── MATERIAL PROVIDED ──
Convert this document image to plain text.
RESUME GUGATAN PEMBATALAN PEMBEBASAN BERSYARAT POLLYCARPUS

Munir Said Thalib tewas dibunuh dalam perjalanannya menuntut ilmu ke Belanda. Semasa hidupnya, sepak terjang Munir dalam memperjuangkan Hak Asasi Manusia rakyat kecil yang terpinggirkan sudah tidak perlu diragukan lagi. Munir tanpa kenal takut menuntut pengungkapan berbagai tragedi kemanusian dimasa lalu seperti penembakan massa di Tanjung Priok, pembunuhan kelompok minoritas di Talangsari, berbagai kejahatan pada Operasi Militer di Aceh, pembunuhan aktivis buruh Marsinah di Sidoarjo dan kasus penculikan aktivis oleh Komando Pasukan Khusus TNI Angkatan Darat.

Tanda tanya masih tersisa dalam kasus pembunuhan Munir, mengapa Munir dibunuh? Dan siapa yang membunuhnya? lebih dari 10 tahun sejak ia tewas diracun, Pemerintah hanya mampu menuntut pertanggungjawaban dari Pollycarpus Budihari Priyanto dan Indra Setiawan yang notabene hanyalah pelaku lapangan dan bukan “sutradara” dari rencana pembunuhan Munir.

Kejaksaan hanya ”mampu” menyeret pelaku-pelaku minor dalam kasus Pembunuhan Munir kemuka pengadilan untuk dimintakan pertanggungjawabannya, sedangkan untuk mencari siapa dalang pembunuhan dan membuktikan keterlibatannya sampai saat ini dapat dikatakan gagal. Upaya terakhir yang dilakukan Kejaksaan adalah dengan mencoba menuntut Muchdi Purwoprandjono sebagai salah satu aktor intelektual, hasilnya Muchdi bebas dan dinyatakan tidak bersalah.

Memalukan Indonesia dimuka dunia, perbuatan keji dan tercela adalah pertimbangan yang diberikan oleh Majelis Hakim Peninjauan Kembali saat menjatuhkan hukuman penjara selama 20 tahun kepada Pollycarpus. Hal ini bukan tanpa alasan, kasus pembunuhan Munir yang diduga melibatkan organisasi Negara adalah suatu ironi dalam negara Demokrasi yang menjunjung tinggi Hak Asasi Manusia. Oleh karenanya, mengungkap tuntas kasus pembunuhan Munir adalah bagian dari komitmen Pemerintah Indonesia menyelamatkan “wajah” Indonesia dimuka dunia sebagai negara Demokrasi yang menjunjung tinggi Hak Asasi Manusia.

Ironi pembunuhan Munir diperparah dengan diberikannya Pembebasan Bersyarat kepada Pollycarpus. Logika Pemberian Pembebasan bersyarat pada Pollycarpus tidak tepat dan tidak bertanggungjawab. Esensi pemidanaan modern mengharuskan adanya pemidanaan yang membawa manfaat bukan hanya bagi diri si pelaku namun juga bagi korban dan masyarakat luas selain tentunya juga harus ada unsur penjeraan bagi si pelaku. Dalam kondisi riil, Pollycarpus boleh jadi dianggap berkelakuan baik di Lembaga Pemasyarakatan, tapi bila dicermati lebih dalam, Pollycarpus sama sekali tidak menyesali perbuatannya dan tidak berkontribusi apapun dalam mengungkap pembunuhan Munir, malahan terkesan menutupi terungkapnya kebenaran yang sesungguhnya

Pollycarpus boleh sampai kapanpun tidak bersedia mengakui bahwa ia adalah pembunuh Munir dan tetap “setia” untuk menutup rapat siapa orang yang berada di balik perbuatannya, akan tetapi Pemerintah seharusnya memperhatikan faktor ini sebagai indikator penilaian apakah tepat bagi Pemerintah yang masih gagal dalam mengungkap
───
> EXERCISE TASK:
Using the data above, output each line exactly.

> SOLVED EXERCISE:
Convert this document image to plain text.
RESUME GUGATAN PEMBATALAN PEMBEBASAN BERSYARAT POLLYCARPUS

Munir Said Thalib tewas dibunuh dalam perjalanannya menuntut ilmu ke Belanda. Semasa hidupnya, sepak terjang Munir dalam memperjuangkan Hak Asasi Manusia rakyat kecil yang terpinggirkan sudah tidak perlu diragukan lagi. Munir tanpa kenal takut menuntut pengungkapan berbagai tragedi kemanusian dimasa lalu seperti penembakan massa di Tanjung Priok, pembunuhan kelompok minoritas di Talangsari, berbagai kejahatan pada Operasi Militer di Aceh, pembunuhan aktivis buruh Marsinah di Sidoarjo dan kasus penculikan aktivis oleh Komando Pasukan Khusus TNI Angkatan Darat.

Tanda tanya masih tersisa dalam kasus pembunuhan Munir, mengapa Munir dibunuh? Dan siapa yang membunuhnya? lebih dari 10 tahun sejak ia tewas diracun, Pemerintah hanya mampu menuntut pertanggungjawaban dari Pollycarpus Budihari Priyanto dan Indra Setiawan yang notabene hanyalah pelaku lapangan dan bukan “sutradara” dari rencana pembunuhan Munir.

Kejaksaan hanya ”mampu” menyeret pelaku-pelaku minor dalam kasus Pembunuhan Munir kemuka pengadilan untuk dimintakan pertanggungjawabannya, sedangkan untuk mencari siapa dalang pembunuhan dan membuktikan keterlibatannya sampai saat ini dapat dikatakan gagal. Upaya terakhir yang dilakukan Kejaksaan adalah dengan mencoba menuntut Muchdi Purwoprandjono sebagai salah satu aktor intelektual, hasilnya Muchdi bebas dan dinyatakan tidak bersalah.

Memalukan Indonesia dimuka dunia, perbuatan keji dan tercela adalah pertimbangan yang diberikan oleh Majelis Hakim Peninjauan Kembali saat menjatuhkan hukuman penjara selama 20 tahun kepada Pollycarpus. Hal ini bukan tanpa alasan, kasus pembunuhan Munir yang diduga melibatkan organisasi Negara adalah suatu ironi dalam negara Demokrasi yang menjunjung tinggi Hak Asasi Manusia. Oleh karenanya, mengungkap tuntas kasus pembunuhan Munir adalah bagian dari komitmen Pemerintah Indonesia menyelamatkan “wajah” Indonesia dimuka dunia sebagai negara Demokrasi yang menjunjung tinggi Hak Asasi Manusia.

Ironi pembunuhan Munir diperparah dengan diberikannya Pembebasan Bersyarat kepada Pollycarpus. Logika Pemberian Pembebasan bersyarat pada Pollycarpus tidak tepat dan tidak bertanggungjawab. Esensi pemidanaan modern mengharuskan adanya pemidanaan yang membawa manfaat bukan hanya bagi diri si pelaku namun juga bagi korban dan masyarakat luas selain tentunya juga harus ada unsur penjeraan bagi si pelaku. Dalam kondisi riil, Pollycarpus boleh jadi dianggap berkelakuan baik di Lembaga Pemasyarakatan, tapi bila dicermati lebih dalam, Pollycarpus sama sekali tidak menyesali perbuatannya dan tidak berkontribusi apapun dalam mengungkap pembunuhan Munir, malahan terkesan menutupi terungkapnya kebenaran yang sesungguhnya

Pollycarpus boleh sampai kapanpun tidak bersedia mengakui bahwa ia adalah pembunuh Munir dan tetap “setia” untuk menutup rapat siapa orang yang berada di balik perbuatannya, akan tetapi Pemerintah seharusnya memperhatikan faktor ini sebagai indikator penilaian apakah tepat bagi Pemerintah yang masih gagal dalam mengungkap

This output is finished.